### Written problem
Which lines hold the word "from"? Copy each of them.

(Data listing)
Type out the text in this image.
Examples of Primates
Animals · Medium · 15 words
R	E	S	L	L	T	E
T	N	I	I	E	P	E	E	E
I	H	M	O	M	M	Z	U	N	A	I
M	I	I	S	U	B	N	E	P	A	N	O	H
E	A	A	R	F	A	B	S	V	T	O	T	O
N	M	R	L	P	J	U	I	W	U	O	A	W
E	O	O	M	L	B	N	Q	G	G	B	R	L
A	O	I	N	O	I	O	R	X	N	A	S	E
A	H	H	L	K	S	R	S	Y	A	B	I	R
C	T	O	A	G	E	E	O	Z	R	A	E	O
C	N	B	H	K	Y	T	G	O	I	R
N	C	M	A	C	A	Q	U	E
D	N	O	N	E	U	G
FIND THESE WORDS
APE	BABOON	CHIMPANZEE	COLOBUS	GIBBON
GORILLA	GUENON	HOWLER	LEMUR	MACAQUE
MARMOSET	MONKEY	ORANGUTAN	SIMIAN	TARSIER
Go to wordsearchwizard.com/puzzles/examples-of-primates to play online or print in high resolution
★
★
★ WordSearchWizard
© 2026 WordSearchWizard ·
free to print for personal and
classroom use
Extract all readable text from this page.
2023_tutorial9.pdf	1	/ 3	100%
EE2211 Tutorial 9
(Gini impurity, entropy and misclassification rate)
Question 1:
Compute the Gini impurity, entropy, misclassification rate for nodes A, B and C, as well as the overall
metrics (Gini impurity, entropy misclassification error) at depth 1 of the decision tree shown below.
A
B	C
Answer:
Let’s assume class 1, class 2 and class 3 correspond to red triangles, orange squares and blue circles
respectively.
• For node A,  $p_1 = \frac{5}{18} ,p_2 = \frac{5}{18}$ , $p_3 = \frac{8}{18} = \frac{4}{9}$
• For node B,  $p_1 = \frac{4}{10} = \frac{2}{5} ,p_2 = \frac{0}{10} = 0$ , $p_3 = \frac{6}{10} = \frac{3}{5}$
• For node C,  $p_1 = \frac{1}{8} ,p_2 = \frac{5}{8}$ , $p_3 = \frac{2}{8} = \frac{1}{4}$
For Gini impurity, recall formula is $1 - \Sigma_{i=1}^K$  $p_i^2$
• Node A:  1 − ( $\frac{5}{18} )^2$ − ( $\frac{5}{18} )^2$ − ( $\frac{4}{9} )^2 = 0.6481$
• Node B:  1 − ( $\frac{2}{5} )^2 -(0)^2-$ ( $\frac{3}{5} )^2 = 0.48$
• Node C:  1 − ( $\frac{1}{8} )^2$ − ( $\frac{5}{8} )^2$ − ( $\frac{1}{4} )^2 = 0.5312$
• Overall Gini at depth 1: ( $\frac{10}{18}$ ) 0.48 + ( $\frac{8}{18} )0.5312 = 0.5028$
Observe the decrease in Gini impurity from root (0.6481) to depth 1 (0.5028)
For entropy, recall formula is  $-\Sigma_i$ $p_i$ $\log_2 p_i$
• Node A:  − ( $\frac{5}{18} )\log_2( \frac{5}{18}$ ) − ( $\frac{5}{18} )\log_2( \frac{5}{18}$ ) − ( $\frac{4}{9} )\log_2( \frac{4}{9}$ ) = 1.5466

### Finished answer
Extract all readable text from this page.
Observe the decrease in Gini impurity from root (0.6481) to depth 1 (0.5028)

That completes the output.